| PROBLEM 1 |
According to the excerpt on HTTP response messages, what does the Content-Length: header line indicate?

| EXCERPTED PASSAGE |
■ ■ ■ ■

HTTP Response Message

Below we provide a typical HTTP response message. This response message could be the response to the example request message just discussed.

HTTP/1.1 200 OK

Connection: close

Date: Thu, 06 Aug 1998 12:00:15 GMT

Server: Apache/1.3.0 (Unix)

Last-Modified: Mon, 22 Jun 1998 09:23:24 GMT

Content-Length: 6821

Content-Type: text/html

data data data data data …

Let's take a careful look at this response message. It has three sections: an initial status line, six header lines, and then the entity body. The entity body is the meat of the message – it contains the requested object itself (represented by data data data data dat …). The status line has three fields: the protocol version field, a status code, and a corresponding status message. In this example, the status line indicates that the server is using HTTP/1.1 and that that everything is OK (i.e., the server has found, and is sending, the requested object).

Now let's look at the header lines. The server uses the Connection: close header line to tell the client that it is going to close the TCP connection after sending the message. The Date:header line indicates the time and date when the HTTP response was created and sent by the server. Note that this is not the time when the object was created or last modified; it is the time when the server retrieves the object from its file system, inserts the object into the response message and sends the response message. The Server: header line indicates that the message was generated by an Apache Web server; it is analogous to the User-agent: header line in the HTTP request message. The Last-Modified: header line indicates the time and date when the object was created or last modified. The Last-Modified: header, which we cover in more detail below, is critical for object caching, both in the local client and in network cache (a.k.a. proxy) servers. The Content-Length: header line indicates the number of bytes in the object being sent. The Content-Type: header line indicates that the object in the entity body is HTML text. (The object type is officially indicated by the Content-Type: header and not by the file extension.)

Note that if the server receives an HTTP/1.0 request, it will not use persistent connections, even if it is an HTTP/1.1 server. Instead the HTTP/1.1 server will close the TCP connection after sending the object. This is necessary because an HTTP/1.0 client expects the server to close the connection.

Having looked at an example, let us now examine the general format of a response message, which is shown in Figure 2.2-3. This general format of the response message matches the previous example of a response message. Let's say a few additional words about status codes and their phrases. The status code and associated phrase indicate the result of the request. Some common status codes and associated phrases include:

200 OK: Request succeeded and the information is returned in the response.

■ ■ ■ ■

| MATERIAL TO PROCESS |
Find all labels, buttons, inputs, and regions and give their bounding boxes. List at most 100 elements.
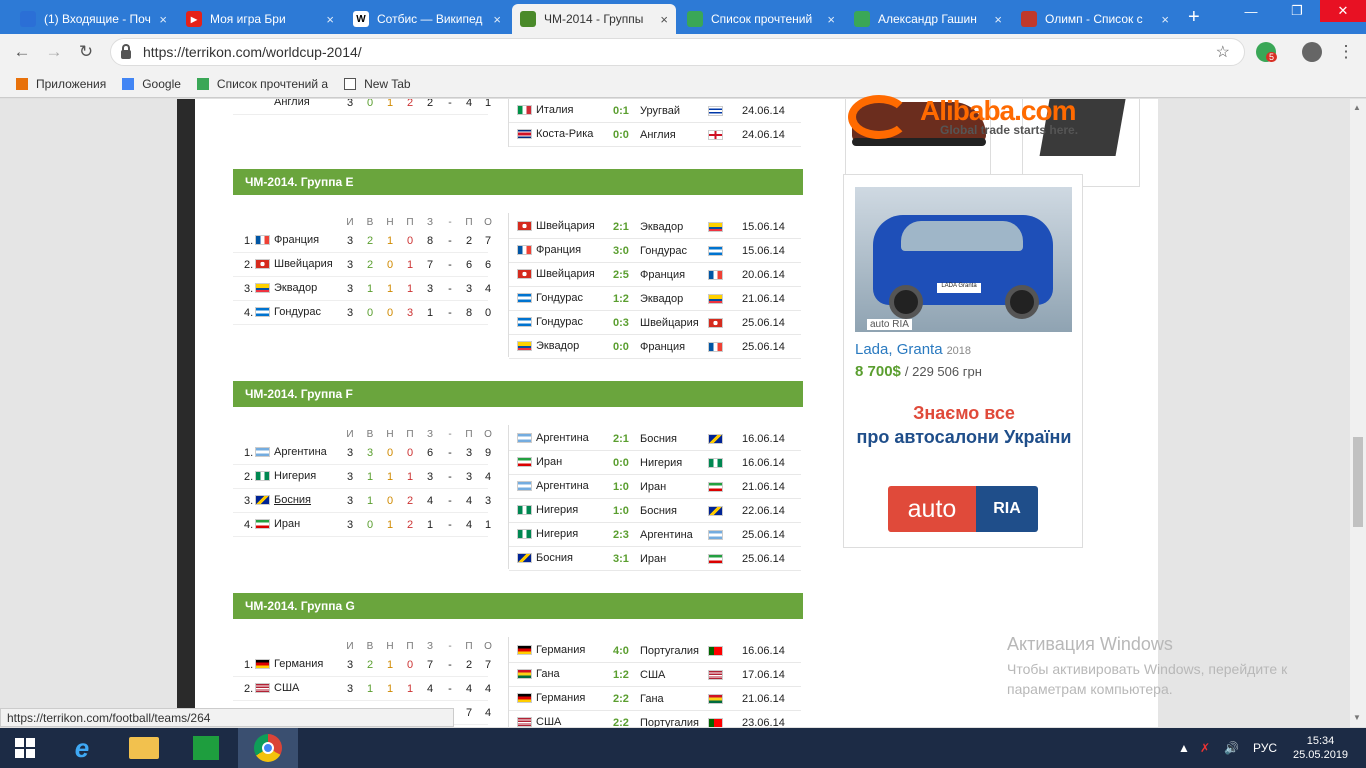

■ ■ ■ ■

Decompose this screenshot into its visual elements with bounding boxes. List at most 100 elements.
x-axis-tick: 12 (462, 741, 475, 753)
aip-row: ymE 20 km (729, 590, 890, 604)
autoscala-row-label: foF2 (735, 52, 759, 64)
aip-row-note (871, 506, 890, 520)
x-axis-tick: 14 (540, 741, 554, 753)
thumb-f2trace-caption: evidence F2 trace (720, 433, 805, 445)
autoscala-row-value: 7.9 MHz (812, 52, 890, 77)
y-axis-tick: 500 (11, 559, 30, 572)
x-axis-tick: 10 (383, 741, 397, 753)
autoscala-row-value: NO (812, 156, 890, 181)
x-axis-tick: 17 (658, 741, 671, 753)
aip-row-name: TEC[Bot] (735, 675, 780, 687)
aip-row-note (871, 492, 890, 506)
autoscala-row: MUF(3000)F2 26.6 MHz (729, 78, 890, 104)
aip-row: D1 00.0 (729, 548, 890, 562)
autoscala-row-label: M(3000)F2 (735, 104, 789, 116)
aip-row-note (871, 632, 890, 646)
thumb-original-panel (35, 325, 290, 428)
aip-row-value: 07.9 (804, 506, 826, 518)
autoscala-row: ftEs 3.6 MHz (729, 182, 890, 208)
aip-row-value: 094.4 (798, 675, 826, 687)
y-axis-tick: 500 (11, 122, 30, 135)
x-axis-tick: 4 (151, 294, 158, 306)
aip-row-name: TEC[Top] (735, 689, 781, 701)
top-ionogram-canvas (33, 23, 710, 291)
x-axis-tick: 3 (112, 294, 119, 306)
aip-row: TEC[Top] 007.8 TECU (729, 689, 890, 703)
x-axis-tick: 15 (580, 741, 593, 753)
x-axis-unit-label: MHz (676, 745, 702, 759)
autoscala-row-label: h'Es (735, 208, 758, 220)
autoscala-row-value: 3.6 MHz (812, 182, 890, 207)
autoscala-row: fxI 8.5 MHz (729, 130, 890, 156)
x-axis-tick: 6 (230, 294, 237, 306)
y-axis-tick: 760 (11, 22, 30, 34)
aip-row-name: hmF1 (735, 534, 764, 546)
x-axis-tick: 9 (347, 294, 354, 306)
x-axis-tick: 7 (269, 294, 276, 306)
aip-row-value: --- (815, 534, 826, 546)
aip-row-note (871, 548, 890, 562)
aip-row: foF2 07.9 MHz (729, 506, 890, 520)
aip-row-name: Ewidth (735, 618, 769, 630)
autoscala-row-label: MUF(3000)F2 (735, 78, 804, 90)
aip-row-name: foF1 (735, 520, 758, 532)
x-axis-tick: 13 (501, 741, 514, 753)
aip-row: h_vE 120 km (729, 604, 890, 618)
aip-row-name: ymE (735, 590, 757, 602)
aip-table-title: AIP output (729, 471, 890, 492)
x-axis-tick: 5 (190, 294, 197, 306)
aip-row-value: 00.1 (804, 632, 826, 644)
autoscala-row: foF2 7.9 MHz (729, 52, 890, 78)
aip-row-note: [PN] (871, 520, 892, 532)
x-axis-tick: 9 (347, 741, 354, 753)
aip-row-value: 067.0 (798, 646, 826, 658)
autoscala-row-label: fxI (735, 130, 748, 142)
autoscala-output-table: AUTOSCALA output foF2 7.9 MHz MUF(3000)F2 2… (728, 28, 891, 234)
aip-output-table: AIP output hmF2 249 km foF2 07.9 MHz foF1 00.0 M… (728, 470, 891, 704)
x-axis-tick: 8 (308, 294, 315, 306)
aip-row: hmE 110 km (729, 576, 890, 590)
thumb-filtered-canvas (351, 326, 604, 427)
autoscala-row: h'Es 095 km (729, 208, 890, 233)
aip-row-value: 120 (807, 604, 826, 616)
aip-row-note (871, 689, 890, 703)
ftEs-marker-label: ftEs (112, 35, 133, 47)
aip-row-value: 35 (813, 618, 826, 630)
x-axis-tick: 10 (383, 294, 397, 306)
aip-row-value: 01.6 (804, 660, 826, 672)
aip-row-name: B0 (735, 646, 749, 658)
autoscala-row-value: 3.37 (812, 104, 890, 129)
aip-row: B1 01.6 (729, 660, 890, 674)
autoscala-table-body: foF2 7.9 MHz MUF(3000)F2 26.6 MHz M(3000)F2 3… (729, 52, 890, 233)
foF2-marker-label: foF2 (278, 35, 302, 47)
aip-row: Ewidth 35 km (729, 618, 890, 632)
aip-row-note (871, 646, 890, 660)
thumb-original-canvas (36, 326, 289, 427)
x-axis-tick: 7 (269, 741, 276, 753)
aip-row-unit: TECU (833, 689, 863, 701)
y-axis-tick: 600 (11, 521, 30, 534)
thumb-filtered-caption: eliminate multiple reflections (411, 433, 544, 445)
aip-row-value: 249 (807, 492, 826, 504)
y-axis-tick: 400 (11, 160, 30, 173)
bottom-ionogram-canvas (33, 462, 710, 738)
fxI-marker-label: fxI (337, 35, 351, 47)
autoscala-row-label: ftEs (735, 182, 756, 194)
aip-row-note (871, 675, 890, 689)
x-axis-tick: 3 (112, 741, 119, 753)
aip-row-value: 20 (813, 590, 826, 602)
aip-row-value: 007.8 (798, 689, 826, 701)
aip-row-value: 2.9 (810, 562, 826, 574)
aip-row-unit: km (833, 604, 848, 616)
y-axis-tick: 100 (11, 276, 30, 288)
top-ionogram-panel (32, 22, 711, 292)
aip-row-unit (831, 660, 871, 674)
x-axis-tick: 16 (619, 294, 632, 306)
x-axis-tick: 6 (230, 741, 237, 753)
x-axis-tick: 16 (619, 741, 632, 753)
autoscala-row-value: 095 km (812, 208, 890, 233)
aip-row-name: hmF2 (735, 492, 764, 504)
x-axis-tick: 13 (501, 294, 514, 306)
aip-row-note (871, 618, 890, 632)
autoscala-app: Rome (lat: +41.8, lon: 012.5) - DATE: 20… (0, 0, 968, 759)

■ ■ ■ ■

| PROBLEM 2 |
In the entries, reproduce only the stretch from the line containing "Decompose this screenshot" through the line containing "aip-row-value: 00.1 (804, 632, 826, 644)", substituting "x-axis-mark" for "x-axis-tick" and keeping everything else the same.

| WORKED SOLUTION 1 |
The number of bytes in the object being sent.

| WORKED SOLUTION 2 |
Decompose this screenshot into its visual elements with bounding boxes. List at most 100 elements.
x-axis-mark: 12 (462, 741, 475, 753)
aip-row: ymE 20 km (729, 590, 890, 604)
autoscala-row-label: foF2 (735, 52, 759, 64)
aip-row-note (871, 506, 890, 520)
x-axis-mark: 14 (540, 741, 554, 753)
thumb-f2trace-caption: evidence F2 trace (720, 433, 805, 445)
autoscala-row-value: 7.9 MHz (812, 52, 890, 77)
y-axis-tick: 500 (11, 559, 30, 572)
x-axis-mark: 10 (383, 741, 397, 753)
autoscala-row-value: NO (812, 156, 890, 181)
x-axis-mark: 17 (658, 741, 671, 753)
aip-row-name: TEC[Bot] (735, 675, 780, 687)
aip-row-note (871, 492, 890, 506)
autoscala-row: MUF(3000)F2 26.6 MHz (729, 78, 890, 104)
aip-row: D1 00.0 (729, 548, 890, 562)
autoscala-row-label: M(3000)F2 (735, 104, 789, 116)
aip-row-note (871, 632, 890, 646)
thumb-original-panel (35, 325, 290, 428)
aip-row-value: 07.9 (804, 506, 826, 518)
autoscala-row: ftEs 3.6 MHz (729, 182, 890, 208)
aip-row-value: 094.4 (798, 675, 826, 687)
y-axis-tick: 500 (11, 122, 30, 135)
x-axis-mark: 4 (151, 294, 158, 306)
aip-row-name: TEC[Top] (735, 689, 781, 701)
top-ionogram-canvas (33, 23, 710, 291)
x-axis-mark: 3 (112, 294, 119, 306)
aip-row: TEC[Top] 007.8 TECU (729, 689, 890, 703)
x-axis-mark: 15 (580, 741, 593, 753)
x-axis-unit-label: MHz (676, 745, 702, 759)
autoscala-row-label: h'Es (735, 208, 758, 220)
autoscala-row-value: 3.6 MHz (812, 182, 890, 207)
autoscala-row: fxI 8.5 MHz (729, 130, 890, 156)
x-axis-mark: 6 (230, 294, 237, 306)
y-axis-tick: 760 (11, 22, 30, 34)
aip-row-name: hmF1 (735, 534, 764, 546)
x-axis-mark: 9 (347, 294, 354, 306)
x-axis-mark: 7 (269, 294, 276, 306)
aip-row-value: --- (815, 534, 826, 546)
aip-row-note (871, 548, 890, 562)
aip-row: foF2 07.9 MHz (729, 506, 890, 520)
aip-row-name: Ewidth (735, 618, 769, 630)
autoscala-row-label: MUF(3000)F2 (735, 78, 804, 90)
aip-row-name: foF1 (735, 520, 758, 532)
x-axis-mark: 13 (501, 741, 514, 753)
aip-row: h_vE 120 km (729, 604, 890, 618)
aip-row-name: ymE (735, 590, 757, 602)
aip-table-title: AIP output (729, 471, 890, 492)
x-axis-mark: 5 (190, 294, 197, 306)
aip-row-value: 00.1 (804, 632, 826, 644)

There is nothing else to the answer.